[Saved data entries]
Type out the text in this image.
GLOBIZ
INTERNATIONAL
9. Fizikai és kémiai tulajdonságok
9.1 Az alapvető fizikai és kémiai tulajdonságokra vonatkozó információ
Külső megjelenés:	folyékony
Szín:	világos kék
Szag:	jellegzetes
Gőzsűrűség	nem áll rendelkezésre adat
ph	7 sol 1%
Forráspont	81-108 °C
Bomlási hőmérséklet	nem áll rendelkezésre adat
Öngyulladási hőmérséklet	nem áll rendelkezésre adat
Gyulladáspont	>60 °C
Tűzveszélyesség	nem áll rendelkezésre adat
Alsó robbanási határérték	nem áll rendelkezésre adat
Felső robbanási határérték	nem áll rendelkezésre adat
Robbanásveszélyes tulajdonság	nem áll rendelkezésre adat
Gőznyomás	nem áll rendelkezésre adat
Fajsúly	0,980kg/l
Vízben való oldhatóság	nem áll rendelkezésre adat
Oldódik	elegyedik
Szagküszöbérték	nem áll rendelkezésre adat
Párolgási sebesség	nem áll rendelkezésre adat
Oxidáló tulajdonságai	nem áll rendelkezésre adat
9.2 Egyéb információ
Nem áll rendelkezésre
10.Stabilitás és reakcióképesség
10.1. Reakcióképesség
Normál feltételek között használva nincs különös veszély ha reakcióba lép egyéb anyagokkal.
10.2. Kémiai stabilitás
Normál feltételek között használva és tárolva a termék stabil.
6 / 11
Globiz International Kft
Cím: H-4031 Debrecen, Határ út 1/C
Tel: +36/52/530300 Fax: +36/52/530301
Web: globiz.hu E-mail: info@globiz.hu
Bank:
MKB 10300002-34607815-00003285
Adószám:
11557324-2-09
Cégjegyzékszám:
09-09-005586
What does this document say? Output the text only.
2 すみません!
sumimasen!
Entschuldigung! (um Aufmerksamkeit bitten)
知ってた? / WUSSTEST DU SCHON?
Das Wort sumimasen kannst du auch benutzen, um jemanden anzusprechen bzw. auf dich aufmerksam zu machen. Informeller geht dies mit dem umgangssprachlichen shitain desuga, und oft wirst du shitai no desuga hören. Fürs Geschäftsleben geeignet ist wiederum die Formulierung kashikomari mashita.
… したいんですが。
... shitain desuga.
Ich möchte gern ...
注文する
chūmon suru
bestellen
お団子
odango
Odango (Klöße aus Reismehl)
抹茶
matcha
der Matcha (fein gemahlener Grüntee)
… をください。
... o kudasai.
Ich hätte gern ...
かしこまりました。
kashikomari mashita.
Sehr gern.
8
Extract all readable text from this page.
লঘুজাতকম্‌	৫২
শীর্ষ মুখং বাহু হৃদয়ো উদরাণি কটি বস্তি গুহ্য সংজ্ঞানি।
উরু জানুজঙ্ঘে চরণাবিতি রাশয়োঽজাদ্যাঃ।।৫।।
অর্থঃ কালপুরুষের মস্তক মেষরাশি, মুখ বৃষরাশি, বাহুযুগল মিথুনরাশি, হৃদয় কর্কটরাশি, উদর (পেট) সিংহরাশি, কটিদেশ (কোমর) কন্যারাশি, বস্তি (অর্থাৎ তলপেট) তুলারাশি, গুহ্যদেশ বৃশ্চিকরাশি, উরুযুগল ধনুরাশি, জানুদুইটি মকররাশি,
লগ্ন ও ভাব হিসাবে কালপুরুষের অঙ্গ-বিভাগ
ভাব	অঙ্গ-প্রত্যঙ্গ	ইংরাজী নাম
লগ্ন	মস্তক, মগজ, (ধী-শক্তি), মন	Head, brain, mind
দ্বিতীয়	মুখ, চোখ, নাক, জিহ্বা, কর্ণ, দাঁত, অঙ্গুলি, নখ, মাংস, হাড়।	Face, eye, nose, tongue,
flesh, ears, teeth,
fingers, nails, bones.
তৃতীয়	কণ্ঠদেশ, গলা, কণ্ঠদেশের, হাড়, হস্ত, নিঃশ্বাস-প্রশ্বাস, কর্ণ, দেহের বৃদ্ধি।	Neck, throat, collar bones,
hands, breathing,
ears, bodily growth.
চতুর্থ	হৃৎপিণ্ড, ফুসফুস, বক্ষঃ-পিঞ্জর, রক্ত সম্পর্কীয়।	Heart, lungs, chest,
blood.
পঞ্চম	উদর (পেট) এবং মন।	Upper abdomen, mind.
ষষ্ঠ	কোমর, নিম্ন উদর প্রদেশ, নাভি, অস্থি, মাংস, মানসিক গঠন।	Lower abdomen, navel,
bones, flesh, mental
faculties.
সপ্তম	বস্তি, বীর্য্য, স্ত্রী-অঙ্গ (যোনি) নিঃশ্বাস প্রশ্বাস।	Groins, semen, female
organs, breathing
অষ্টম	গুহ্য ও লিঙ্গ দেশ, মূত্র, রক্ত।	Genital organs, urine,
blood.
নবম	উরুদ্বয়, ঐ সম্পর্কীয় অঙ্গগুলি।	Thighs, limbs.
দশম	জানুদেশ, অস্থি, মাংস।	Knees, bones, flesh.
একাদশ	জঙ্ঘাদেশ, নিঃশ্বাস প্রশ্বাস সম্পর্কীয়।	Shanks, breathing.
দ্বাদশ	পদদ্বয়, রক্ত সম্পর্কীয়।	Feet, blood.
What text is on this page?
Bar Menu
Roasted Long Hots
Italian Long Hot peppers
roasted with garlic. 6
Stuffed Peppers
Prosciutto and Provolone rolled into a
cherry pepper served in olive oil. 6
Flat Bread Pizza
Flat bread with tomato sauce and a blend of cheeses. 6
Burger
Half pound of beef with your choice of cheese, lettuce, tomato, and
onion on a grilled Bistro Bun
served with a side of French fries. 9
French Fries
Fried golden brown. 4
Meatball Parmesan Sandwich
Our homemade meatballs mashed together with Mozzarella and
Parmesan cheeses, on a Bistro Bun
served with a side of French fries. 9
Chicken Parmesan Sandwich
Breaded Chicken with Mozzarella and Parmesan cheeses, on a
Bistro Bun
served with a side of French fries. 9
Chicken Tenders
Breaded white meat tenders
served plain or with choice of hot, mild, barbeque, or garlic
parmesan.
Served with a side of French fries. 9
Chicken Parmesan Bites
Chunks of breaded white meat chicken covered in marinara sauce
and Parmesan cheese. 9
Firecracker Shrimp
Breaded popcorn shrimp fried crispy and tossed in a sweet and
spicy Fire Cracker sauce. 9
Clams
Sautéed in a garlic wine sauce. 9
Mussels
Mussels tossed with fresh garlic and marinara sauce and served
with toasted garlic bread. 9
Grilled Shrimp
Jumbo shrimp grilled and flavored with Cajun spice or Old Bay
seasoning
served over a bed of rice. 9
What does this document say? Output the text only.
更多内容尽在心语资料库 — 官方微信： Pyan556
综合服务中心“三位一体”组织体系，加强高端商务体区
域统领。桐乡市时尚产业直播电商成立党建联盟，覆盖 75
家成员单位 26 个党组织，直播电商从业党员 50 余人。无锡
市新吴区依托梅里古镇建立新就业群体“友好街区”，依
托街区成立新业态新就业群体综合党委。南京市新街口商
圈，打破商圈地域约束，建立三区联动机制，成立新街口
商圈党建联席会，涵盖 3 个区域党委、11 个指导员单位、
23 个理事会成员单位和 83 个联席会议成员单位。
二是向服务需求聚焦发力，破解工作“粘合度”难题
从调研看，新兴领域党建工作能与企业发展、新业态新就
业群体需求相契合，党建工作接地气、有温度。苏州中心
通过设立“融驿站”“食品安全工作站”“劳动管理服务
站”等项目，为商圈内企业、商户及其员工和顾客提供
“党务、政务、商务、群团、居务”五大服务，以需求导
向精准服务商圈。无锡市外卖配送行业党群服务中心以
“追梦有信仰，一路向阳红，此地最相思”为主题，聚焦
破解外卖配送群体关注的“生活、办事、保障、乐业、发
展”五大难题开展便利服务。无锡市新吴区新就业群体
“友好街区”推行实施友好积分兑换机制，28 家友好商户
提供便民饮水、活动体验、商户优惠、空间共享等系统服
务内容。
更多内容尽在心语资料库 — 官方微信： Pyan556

→ EXERCISE GOAL: Search the data above for lines holding "shitain" and copy each of them.

→ OUTPUT BELOW:
Das Wort sumimasen kannst du auch benutzen, um jemanden anzusprechen bzw. auf dich aufmerksam zu machen. Informeller geht dies mit dem umgangssprachlichen shitain desuga, und oft wirst du shitai no desuga hören. Fürs Geschäftsleben geeignet ist wiederum die Formulierung kashikomari mashita.
... shitain desuga.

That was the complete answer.